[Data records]
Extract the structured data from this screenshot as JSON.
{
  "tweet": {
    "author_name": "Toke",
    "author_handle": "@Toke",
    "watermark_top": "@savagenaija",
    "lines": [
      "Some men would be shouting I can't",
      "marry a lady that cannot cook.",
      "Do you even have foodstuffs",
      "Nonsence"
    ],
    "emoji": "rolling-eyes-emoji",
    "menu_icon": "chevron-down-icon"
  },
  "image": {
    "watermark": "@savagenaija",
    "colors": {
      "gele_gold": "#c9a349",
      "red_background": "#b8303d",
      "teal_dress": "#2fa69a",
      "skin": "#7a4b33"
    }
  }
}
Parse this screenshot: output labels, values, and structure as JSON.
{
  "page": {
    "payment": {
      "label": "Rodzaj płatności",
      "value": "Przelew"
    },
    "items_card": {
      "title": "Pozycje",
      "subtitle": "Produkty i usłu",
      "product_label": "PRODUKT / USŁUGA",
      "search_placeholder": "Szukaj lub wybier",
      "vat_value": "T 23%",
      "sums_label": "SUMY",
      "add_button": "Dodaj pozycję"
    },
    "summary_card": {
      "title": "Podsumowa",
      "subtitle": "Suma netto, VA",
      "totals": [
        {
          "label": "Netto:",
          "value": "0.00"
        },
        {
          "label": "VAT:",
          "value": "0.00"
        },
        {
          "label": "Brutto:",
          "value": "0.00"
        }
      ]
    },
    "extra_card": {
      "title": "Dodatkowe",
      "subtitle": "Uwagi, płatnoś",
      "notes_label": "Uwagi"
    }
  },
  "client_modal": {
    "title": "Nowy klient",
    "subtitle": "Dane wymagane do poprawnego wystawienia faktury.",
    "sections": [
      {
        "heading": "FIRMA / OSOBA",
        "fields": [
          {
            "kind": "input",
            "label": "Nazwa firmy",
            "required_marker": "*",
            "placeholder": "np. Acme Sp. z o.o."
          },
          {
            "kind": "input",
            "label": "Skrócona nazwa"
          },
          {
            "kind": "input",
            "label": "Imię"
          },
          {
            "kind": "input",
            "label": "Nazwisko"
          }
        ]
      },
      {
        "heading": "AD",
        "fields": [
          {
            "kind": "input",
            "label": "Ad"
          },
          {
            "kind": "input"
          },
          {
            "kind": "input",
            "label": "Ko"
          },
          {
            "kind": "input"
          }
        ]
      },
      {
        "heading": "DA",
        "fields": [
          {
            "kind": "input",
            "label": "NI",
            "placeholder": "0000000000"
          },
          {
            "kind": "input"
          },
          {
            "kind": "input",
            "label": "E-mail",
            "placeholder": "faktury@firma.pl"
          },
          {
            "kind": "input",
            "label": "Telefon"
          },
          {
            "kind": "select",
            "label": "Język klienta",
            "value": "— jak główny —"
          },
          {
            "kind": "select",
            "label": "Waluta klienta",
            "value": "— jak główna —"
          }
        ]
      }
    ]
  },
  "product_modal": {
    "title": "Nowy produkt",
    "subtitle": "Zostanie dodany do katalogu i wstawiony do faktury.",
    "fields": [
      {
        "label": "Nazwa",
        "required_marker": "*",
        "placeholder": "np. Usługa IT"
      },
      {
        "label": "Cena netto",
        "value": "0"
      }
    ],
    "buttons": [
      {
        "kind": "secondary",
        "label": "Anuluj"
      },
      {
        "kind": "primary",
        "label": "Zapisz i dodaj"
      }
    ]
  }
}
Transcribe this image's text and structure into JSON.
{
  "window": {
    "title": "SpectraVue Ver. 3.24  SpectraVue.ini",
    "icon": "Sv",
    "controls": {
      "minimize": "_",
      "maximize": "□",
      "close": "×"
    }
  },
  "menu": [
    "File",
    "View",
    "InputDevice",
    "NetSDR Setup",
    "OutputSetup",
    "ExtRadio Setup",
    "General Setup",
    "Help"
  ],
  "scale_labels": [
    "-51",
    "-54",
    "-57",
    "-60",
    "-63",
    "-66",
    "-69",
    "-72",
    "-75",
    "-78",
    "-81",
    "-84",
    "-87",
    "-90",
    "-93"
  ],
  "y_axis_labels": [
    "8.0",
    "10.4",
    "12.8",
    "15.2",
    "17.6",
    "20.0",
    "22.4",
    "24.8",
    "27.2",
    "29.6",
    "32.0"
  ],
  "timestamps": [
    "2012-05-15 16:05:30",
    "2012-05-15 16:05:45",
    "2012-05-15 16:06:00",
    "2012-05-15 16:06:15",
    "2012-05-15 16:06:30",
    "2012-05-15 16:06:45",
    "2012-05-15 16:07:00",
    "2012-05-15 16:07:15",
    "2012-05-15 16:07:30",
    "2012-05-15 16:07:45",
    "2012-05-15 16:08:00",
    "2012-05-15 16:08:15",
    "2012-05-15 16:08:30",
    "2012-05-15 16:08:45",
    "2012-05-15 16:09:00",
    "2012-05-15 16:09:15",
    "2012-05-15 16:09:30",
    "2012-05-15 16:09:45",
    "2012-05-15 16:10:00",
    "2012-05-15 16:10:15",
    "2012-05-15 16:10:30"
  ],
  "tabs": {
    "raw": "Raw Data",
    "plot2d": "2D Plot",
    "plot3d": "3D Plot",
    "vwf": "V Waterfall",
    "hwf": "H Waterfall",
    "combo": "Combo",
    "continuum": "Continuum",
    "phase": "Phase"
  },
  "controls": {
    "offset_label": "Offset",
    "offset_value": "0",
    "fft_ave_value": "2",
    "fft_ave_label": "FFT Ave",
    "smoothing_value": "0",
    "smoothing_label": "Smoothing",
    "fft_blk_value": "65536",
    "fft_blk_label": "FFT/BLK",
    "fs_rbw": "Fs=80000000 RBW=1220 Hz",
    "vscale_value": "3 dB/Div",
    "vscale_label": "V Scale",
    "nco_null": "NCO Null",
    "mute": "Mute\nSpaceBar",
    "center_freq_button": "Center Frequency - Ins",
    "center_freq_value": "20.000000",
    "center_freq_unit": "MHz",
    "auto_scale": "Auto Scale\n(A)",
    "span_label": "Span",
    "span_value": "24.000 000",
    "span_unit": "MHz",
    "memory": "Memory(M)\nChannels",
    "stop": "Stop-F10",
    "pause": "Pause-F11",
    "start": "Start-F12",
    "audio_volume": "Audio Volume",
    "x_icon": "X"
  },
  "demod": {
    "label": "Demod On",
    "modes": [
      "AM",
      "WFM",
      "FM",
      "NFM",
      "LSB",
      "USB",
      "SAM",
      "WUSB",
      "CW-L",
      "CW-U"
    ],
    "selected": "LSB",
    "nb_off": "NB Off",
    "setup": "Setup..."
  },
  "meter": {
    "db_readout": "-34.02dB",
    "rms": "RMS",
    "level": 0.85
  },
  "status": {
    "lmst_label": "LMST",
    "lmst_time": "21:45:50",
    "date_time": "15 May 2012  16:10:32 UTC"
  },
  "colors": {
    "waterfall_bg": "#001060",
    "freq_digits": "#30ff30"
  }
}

* What the exercise asks: Copy each line of the listing that includes "Toke".

* Answer for this exercise:
    "author_name": "Toke",
    "author_handle": "@Toke",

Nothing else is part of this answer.